Repeat all of the records verbatim.
##### Entries supplied #####
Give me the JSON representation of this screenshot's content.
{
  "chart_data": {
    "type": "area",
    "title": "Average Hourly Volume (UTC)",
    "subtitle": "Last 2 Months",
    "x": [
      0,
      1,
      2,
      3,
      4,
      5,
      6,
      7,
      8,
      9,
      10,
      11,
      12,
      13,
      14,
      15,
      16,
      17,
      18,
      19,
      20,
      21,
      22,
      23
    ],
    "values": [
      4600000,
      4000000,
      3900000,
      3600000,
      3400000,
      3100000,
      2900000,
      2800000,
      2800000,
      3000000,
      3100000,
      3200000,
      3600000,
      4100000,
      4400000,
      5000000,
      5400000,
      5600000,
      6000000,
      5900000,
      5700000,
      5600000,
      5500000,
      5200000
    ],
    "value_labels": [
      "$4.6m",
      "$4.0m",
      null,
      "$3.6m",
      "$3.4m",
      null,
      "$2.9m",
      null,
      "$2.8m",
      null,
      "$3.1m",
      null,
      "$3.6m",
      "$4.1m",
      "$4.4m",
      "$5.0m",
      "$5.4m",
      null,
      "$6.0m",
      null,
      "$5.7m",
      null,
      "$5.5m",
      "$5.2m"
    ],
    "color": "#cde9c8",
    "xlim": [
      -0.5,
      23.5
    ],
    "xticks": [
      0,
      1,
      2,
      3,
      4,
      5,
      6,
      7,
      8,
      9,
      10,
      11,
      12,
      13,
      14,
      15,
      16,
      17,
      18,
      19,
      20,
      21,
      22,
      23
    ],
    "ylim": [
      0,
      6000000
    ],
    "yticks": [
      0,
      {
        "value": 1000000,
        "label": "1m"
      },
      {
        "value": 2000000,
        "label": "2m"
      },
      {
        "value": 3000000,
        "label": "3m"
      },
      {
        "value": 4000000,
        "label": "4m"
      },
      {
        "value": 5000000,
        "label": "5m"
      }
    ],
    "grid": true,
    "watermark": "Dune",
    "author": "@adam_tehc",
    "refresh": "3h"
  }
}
#####
* _Solved problem_
Give me the JSON representation of this screenshot's content.
{
  "chart_data": {
    "type": "area",
    "title": "Average Hourly Volume (UTC)",
    "subtitle": "Last 2 Months",
    "x": [
      0,
      1,
      2,
      3,
      4,
      5,
      6,
      7,
      8,
      9,
      10,
      11,
      12,
      13,
      14,
      15,
      16,
      17,
      18,
      19,
      20,
      21,
      22,
      23
    ],
    "values": [
      4600000,
      4000000,
      3900000,
      3600000,
      3400000,
      3100000,
      2900000,
      2800000,
      2800000,
      3000000,
      3100000,
      3200000,
      3600000,
      4100000,
      4400000,
      5000000,
      5400000,
      5600000,
      6000000,
      5900000,
      5700000,
      5600000,
      5500000,
      5200000
    ],
    "value_labels": [
      "$4.6m",
      "$4.0m",
      null,
      "$3.6m",
      "$3.4m",
      null,
      "$2.9m",
      null,
      "$2.8m",
      null,
      "$3.1m",
      null,
      "$3.6m",
      "$4.1m",
      "$4.4m",
      "$5.0m",
      "$5.4m",
      null,
      "$6.0m",
      null,
      "$5.7m",
      null,
      "$5.5m",
      "$5.2m"
    ],
    "color": "#cde9c8",
    "xlim": [
      -0.5,
      23.5
    ],
    "xticks": [
      0,
      1,
      2,
      3,
      4,
      5,
      6,
      7,
      8,
      9,
      10,
      11,
      12,
      13,
      14,
      15,
      16,
      17,
      18,
      19,
      20,
      21,
      22,
      23
    ],
    "ylim": [
      0,
      6000000
    ],
    "yticks": [
      0,
      {
        "value": 1000000,
        "label": "1m"
      },
      {
        "value": 2000000,
        "label": "2m"
      },
      {
        "value": 3000000,
        "label": "3m"
      },
      {
        "value": 4000000,
        "label": "4m"
      },
      {
        "value": 5000000,
        "label": "5m"
      }
    ],
    "grid": true,
    "watermark": "Dune",
    "author": "@adam_tehc",
    "refresh": "3h"
  }
}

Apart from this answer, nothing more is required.